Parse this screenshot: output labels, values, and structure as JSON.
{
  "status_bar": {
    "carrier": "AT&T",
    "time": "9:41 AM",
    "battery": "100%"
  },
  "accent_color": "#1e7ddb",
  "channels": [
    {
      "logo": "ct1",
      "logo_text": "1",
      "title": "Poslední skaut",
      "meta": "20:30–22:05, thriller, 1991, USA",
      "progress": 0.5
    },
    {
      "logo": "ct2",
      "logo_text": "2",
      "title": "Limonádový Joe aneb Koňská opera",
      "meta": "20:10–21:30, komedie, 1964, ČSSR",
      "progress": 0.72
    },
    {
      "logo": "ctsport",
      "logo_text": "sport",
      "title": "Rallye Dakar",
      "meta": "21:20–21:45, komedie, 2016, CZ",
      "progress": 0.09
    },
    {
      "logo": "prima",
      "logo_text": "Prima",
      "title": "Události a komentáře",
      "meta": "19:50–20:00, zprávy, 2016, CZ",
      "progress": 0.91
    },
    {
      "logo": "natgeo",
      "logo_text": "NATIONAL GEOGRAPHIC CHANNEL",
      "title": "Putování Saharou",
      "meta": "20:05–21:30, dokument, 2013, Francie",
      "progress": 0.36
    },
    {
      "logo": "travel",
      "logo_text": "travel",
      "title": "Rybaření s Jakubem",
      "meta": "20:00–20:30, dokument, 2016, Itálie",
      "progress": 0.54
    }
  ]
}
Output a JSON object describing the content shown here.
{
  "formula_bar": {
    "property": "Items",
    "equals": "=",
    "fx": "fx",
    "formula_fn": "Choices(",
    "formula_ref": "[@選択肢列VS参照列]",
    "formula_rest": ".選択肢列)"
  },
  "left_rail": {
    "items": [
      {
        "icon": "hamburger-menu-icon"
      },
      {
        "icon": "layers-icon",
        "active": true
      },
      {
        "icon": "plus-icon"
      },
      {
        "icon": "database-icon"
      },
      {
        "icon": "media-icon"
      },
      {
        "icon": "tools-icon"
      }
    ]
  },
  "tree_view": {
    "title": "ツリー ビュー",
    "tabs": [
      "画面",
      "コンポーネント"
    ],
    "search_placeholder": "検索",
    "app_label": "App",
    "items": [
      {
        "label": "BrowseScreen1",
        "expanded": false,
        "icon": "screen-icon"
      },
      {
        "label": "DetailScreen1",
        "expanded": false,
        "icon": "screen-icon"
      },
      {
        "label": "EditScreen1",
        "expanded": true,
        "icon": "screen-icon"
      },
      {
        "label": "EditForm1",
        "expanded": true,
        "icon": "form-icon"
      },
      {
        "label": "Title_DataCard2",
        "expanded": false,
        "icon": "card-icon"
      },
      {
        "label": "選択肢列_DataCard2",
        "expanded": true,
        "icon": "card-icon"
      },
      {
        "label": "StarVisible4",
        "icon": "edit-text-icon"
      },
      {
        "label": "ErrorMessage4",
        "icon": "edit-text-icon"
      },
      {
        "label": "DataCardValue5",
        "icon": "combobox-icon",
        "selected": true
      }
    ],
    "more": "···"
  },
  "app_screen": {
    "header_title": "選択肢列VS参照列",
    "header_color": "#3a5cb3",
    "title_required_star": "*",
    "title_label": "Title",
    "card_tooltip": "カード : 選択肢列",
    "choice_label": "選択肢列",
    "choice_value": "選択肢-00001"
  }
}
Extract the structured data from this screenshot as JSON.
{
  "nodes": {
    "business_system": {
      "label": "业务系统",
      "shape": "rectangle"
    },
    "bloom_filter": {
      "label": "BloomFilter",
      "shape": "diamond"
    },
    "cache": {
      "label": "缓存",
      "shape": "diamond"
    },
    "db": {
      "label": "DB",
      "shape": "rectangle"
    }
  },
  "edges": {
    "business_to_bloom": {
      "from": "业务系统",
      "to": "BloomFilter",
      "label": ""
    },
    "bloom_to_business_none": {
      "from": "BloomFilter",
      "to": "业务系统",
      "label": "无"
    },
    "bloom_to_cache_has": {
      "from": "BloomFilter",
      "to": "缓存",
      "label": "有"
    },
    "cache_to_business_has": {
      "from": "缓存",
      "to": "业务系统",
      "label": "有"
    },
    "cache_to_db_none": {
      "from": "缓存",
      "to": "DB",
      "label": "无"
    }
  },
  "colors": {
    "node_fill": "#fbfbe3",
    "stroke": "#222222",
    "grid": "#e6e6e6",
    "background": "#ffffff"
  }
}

.....

• _STATED GOAL_: Output the listing above exactly as it appears.

• _CORRECT RESULT_:
Parse this screenshot: output labels, values, and structure as JSON.
{
  "status_bar": {
    "carrier": "AT&T",
    "time": "9:41 AM",
    "battery": "100%"
  },
  "accent_color": "#1e7ddb",
  "channels": [
    {
      "logo": "ct1",
      "logo_text": "1",
      "title": "Poslední skaut",
      "meta": "20:30–22:05, thriller, 1991, USA",
      "progress": 0.5
    },
    {
      "logo": "ct2",
      "logo_text": "2",
      "title": "Limonádový Joe aneb Koňská opera",
      "meta": "20:10–21:30, komedie, 1964, ČSSR",
      "progress": 0.72
    },
    {
      "logo": "ctsport",
      "logo_text": "sport",
      "title": "Rallye Dakar",
      "meta": "21:20–21:45, komedie, 2016, CZ",
      "progress": 0.09
    },
    {
      "logo": "prima",
      "logo_text": "Prima",
      "title": "Události a komentáře",
      "meta": "19:50–20:00, zprávy, 2016, CZ",
      "progress": 0.91
    },
    {
      "logo": "natgeo",
      "logo_text": "NATIONAL GEOGRAPHIC CHANNEL",
      "title": "Putování Saharou",
      "meta": "20:05–21:30, dokument, 2013, Francie",
      "progress": 0.36
    },
    {
      "logo": "travel",
      "logo_text": "travel",
      "title": "Rybaření s Jakubem",
      "meta": "20:00–20:30, dokument, 2016, Itálie",
      "progress": 0.54
    }
  ]
}
Output a JSON object describing the content shown here.
{
  "formula_bar": {
    "property": "Items",
    "equals": "=",
    "fx": "fx",
    "formula_fn": "Choices(",
    "formula_ref": "[@選択肢列VS参照列]",
    "formula_rest": ".選択肢列)"
  },
  "left_rail": {
    "items": [
      {
        "icon": "hamburger-menu-icon"
      },
      {
        "icon": "layers-icon",
        "active": true
      },
      {
        "icon": "plus-icon"
      },
      {
        "icon": "database-icon"
      },
      {
        "icon": "media-icon"
      },
      {
        "icon": "tools-icon"
      }
    ]
  },
  "tree_view": {
    "title": "ツリー ビュー",
    "tabs": [
      "画面",
      "コンポーネント"
    ],
    "search_placeholder": "検索",
    "app_label": "App",
    "items": [
      {
        "label": "BrowseScreen1",
        "expanded": false,
        "icon": "screen-icon"
      },
      {
        "label": "DetailScreen1",
        "expanded": false,
        "icon": "screen-icon"
      },
      {
        "label": "EditScreen1",
        "expanded": true,
        "icon": "screen-icon"
      },
      {
        "label": "EditForm1",
        "expanded": true,
        "icon": "form-icon"
      },
      {
        "label": "Title_DataCard2",
        "expanded": false,
        "icon": "card-icon"
      },
      {
        "label": "選択肢列_DataCard2",
        "expanded": true,
        "icon": "card-icon"
      },
      {
        "label": "StarVisible4",
        "icon": "edit-text-icon"
      },
      {
        "label": "ErrorMessage4",
        "icon": "edit-text-icon"
      },
      {
        "label": "DataCardValue5",
        "icon": "combobox-icon",
        "selected": true
      }
    ],
    "more": "···"
  },
  "app_screen": {
    "header_title": "選択肢列VS参照列",
    "header_color": "#3a5cb3",
    "title_required_star": "*",
    "title_label": "Title",
    "card_tooltip": "カード : 選択肢列",
    "choice_label": "選択肢列",
    "choice_value": "選択肢-00001"
  }
}
Extract the structured data from this screenshot as JSON.
{
  "nodes": {
    "business_system": {
      "label": "业务系统",
      "shape": "rectangle"
    },
    "bloom_filter": {
      "label": "BloomFilter",
      "shape": "diamond"
    },
    "cache": {
      "label": "缓存",
      "shape": "diamond"
    },
    "db": {
      "label": "DB",
      "shape": "rectangle"
    }
  },
  "edges": {
    "business_to_bloom": {
      "from": "业务系统",
      "to": "BloomFilter",
      "label": ""
    },
    "bloom_to_business_none": {
      "from": "BloomFilter",
      "to": "业务系统",
      "label": "无"
    },
    "bloom_to_cache_has": {
      "from": "BloomFilter",
      "to": "缓存",
      "label": "有"
    },
    "cache_to_business_has": {
      "from": "缓存",
      "to": "业务系统",
      "label": "有"
    },
    "cache_to_db_none": {
      "from": "缓存",
      "to": "DB",
      "label": "无"
    }
  },
  "colors": {
    "node_fill": "#fbfbe3",
    "stroke": "#222222",
    "grid": "#e6e6e6",
    "background": "#ffffff"
  }
}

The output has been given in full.